_WHAT IS EXPECTED_. Narrow the data below down to the lines containing "content".

_LISTED ENTRIES_.
------------------------------------------------------------

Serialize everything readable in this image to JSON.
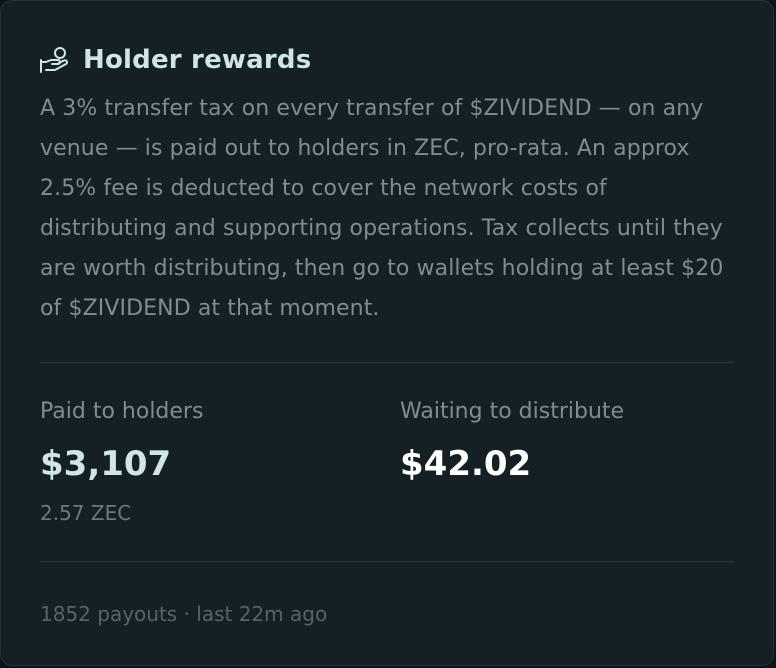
{
  "card": {
    "title": "Holder rewards",
    "icon": "hand-coin-icon",
    "description": "A 3% transfer tax on every transfer of $ZIVIDEND — on any venue — is paid out to holders in ZEC, pro-rata. An approx 2.5% fee is deducted to cover the network costs of distributing and supporting operations. Tax collects until they are worth distributing, then go to wallets holding at least $20 of $ZIVIDEND at that moment."
  },
  "stats": {
    "paid": {
      "label": "Paid to holders",
      "value": "$3,107",
      "sub": "2.57 ZEC",
      "color": "#cfe5e6"
    },
    "waiting": {
      "label": "Waiting to distribute",
      "value": "$42.02",
      "color": "#ffffff"
    }
  },
  "footer": {
    "text": "1852 payouts · last 22m ago"
  },
  "colors": {
    "background": "#0d1518",
    "card": "#152025",
    "accent": "#cfe5e6",
    "muted": "#7f8d92"
  }
}
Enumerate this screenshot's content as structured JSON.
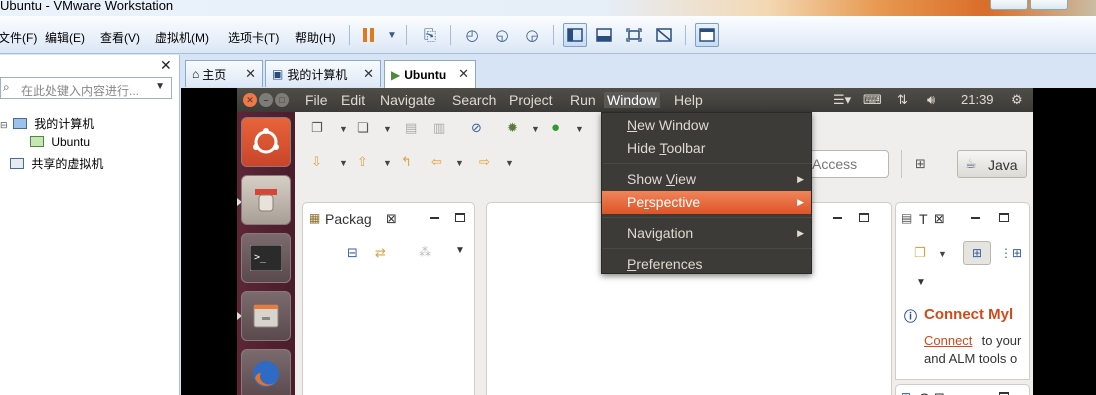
{
  "window": {
    "title": "Ubuntu - VMware Workstation"
  },
  "vmware_menu": [
    "文件(F)",
    "编辑(E)",
    "查看(V)",
    "虚拟机(M)",
    "选项卡(T)",
    "帮助(H)"
  ],
  "library": {
    "search_placeholder": "在此处键入内容进行...",
    "tree": {
      "my_computer": "我的计算机",
      "vm": "Ubuntu",
      "shared": "共享的虚拟机"
    }
  },
  "tabs": [
    {
      "label": "主页"
    },
    {
      "label": "我的计算机"
    },
    {
      "label": "Ubuntu"
    }
  ],
  "ubuntu_panel": {
    "menus": [
      "File",
      "Edit",
      "Navigate",
      "Search",
      "Project",
      "Run",
      "Window",
      "Help"
    ],
    "open_menu": "Window",
    "clock": "21:39"
  },
  "eclipse": {
    "quick_access": "Access",
    "perspective": "Java",
    "package_view": "Packag",
    "task_view": "T",
    "outline_view": "O",
    "mylyn": {
      "title": "Connect Myl",
      "link": "Connect",
      "line1_rest": " to your",
      "line2": "and ALM tools o"
    }
  },
  "window_menu": [
    {
      "mnemonic": "N",
      "rest": "ew Window",
      "submenu": false
    },
    {
      "pre": "Hide ",
      "mnemonic": "T",
      "rest": "oolbar",
      "submenu": false
    },
    {
      "pre": "Show ",
      "mnemonic": "V",
      "rest": "iew",
      "submenu": true
    },
    {
      "pre": "Pe",
      "mnemonic": "r",
      "rest": "spective",
      "submenu": true,
      "highlighted": true
    },
    {
      "label": "Navigation",
      "submenu": true
    },
    {
      "mnemonic": "P",
      "rest": "references",
      "submenu": false
    }
  ]
}
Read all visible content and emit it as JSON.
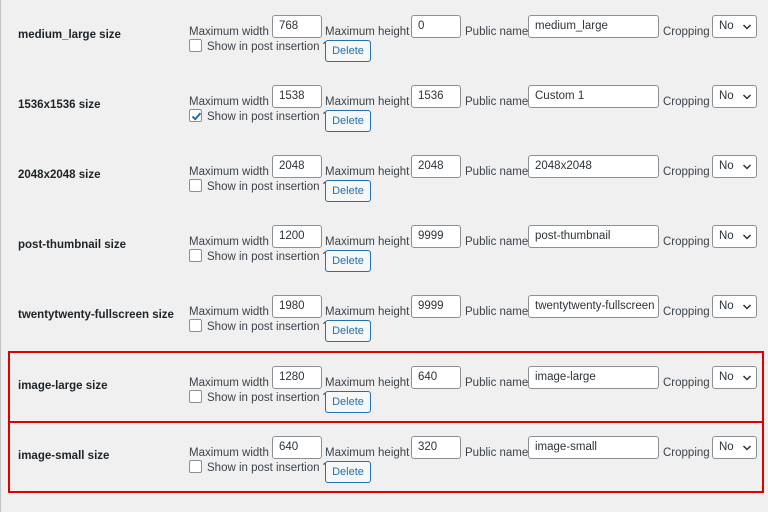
{
  "labels": {
    "max_width": "Maximum width",
    "max_height": "Maximum height",
    "public_name": "Public name",
    "cropping": "Cropping",
    "show_in_post": "Show in post insertion ?",
    "delete": "Delete"
  },
  "icons": {
    "select_arrow": "chevron-down-icon",
    "checked": "checkmark-icon"
  },
  "colors": {
    "highlight": "#e00000",
    "accent": "#2271b1"
  },
  "sizes": [
    {
      "name": "medium_large size",
      "width": "768",
      "height": "0",
      "public_name": "medium_large",
      "cropping": "No",
      "show_in_post": false,
      "highlighted": false
    },
    {
      "name": "1536x1536 size",
      "width": "1538",
      "height": "1536",
      "public_name": "Custom 1",
      "cropping": "No",
      "show_in_post": true,
      "highlighted": false
    },
    {
      "name": "2048x2048 size",
      "width": "2048",
      "height": "2048",
      "public_name": "2048x2048",
      "cropping": "No",
      "show_in_post": false,
      "highlighted": false
    },
    {
      "name": "post-thumbnail size",
      "width": "1200",
      "height": "9999",
      "public_name": "post-thumbnail",
      "cropping": "No",
      "show_in_post": false,
      "highlighted": false
    },
    {
      "name": "twentytwenty-fullscreen size",
      "width": "1980",
      "height": "9999",
      "public_name": "twentytwenty-fullscreen",
      "cropping": "No",
      "show_in_post": false,
      "highlighted": false
    },
    {
      "name": "image-large size",
      "width": "1280",
      "height": "640",
      "public_name": "image-large",
      "cropping": "No",
      "show_in_post": false,
      "highlighted": true
    },
    {
      "name": "image-small size",
      "width": "640",
      "height": "320",
      "public_name": "image-small",
      "cropping": "No",
      "show_in_post": false,
      "highlighted": true
    }
  ]
}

------------------------------------------------------------

_TASK RESULT_.
Enumerate this screenshot's content as structured JSON.
Read all visible content and emit it as JSON.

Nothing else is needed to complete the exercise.